↓
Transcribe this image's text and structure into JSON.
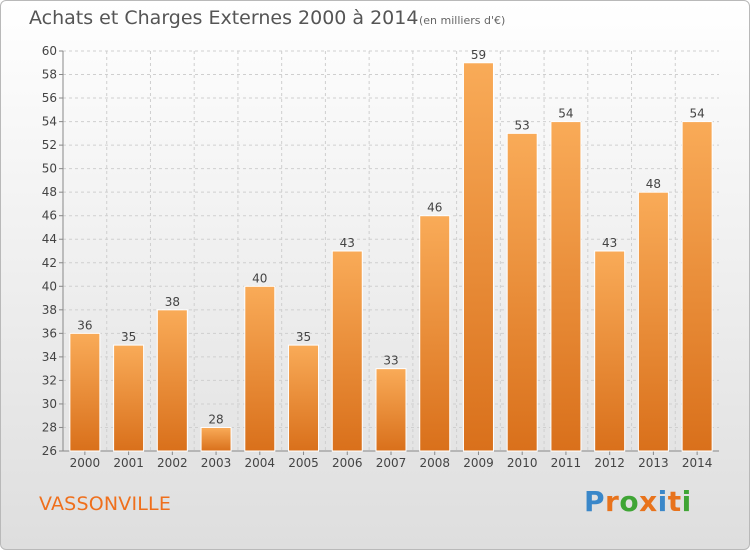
{
  "title": "Achats et Charges Externes 2000 à 2014",
  "subtitle": "(en milliers d'€)",
  "commune": "VASSONVILLE",
  "logo": {
    "letters": [
      "P",
      "r",
      "o",
      "x",
      "i",
      "t",
      "i"
    ],
    "colors": [
      "#3a87c9",
      "#e8731c",
      "#3fa535",
      "#e8731c",
      "#3a87c9",
      "#e8731c",
      "#3fa535"
    ]
  },
  "colors": {
    "bar_light": "#f9ab58",
    "bar_dark": "#d9701b",
    "grid": "#cfcfcf",
    "axis": "#888888",
    "text": "#444444"
  },
  "chart_data": {
    "type": "bar",
    "categories": [
      "2000",
      "2001",
      "2002",
      "2003",
      "2004",
      "2005",
      "2006",
      "2007",
      "2008",
      "2009",
      "2010",
      "2011",
      "2012",
      "2013",
      "2014"
    ],
    "values": [
      36,
      35,
      38,
      28,
      40,
      35,
      43,
      33,
      46,
      59,
      53,
      54,
      43,
      48,
      54
    ],
    "y_ticks": [
      "26",
      "28",
      "30",
      "32",
      "34",
      "36",
      "38",
      "40",
      "42",
      "44",
      "46",
      "48",
      "50",
      "52",
      "54",
      "56",
      "58",
      "60"
    ],
    "ylim": [
      26,
      60
    ],
    "grid": true,
    "data_labels": true
  }
}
↑
--- What to work on ---
Quote the records in their entirety, keeping the wording exact and excluding pictures.

--- Written response ---
Transcribe this image's text and structure into JSON.
{
  "title": "Achats et Charges Externes 2000 à 2014",
  "subtitle": "(en milliers d'€)",
  "commune": "VASSONVILLE",
  "logo": {
    "letters": [
      "P",
      "r",
      "o",
      "x",
      "i",
      "t",
      "i"
    ],
    "colors": [
      "#3a87c9",
      "#e8731c",
      "#3fa535",
      "#e8731c",
      "#3a87c9",
      "#e8731c",
      "#3fa535"
    ]
  },
  "colors": {
    "bar_light": "#f9ab58",
    "bar_dark": "#d9701b",
    "grid": "#cfcfcf",
    "axis": "#888888",
    "text": "#444444"
  },
  "chart_data": {
    "type": "bar",
    "categories": [
      "2000",
      "2001",
      "2002",
      "2003",
      "2004",
      "2005",
      "2006",
      "2007",
      "2008",
      "2009",
      "2010",
      "2011",
      "2012",
      "2013",
      "2014"
    ],
    "values": [
      36,
      35,
      38,
      28,
      40,
      35,
      43,
      33,
      46,
      59,
      53,
      54,
      43,
      48,
      54
    ],
    "y_ticks": [
      "26",
      "28",
      "30",
      "32",
      "34",
      "36",
      "38",
      "40",
      "42",
      "44",
      "46",
      "48",
      "50",
      "52",
      "54",
      "56",
      "58",
      "60"
    ],
    "ylim": [
      26,
      60
    ],
    "grid": true,
    "data_labels": true
  }
}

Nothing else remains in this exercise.